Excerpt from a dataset
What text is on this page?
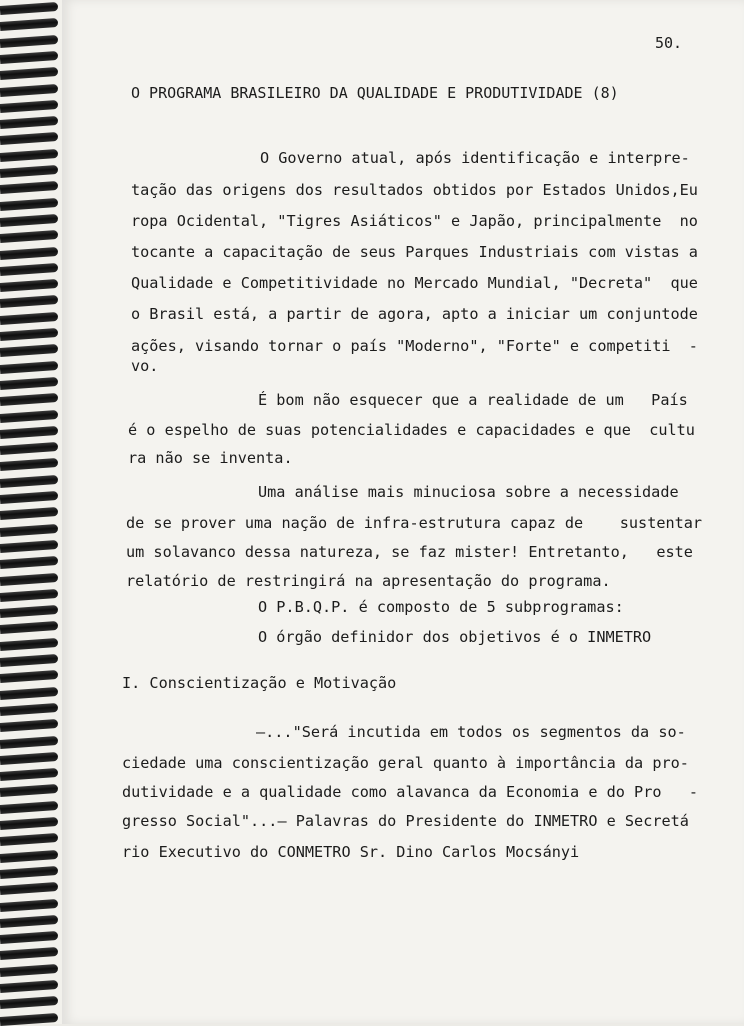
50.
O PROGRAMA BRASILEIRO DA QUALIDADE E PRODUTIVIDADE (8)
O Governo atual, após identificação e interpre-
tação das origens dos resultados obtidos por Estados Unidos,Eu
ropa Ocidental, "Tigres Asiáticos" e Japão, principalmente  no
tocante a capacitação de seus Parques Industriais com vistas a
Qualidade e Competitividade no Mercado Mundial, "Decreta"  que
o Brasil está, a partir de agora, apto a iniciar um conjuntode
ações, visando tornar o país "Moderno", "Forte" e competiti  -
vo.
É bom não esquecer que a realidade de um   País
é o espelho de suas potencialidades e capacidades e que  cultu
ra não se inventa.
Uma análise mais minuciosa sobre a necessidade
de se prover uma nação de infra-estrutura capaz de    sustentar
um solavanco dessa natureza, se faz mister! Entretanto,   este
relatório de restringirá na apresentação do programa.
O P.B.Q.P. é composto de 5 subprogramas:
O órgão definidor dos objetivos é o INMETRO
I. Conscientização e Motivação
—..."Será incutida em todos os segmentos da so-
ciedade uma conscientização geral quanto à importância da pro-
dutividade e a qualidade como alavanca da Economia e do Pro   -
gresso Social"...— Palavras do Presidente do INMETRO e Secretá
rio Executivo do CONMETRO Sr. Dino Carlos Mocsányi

*What is being asked:* Copy out the lines in which the string "INMETRO" appears.

*Reply:*
O órgão definidor dos objetivos é o INMETRO
gresso Social"...— Palavras do Presidente do INMETRO e Secretá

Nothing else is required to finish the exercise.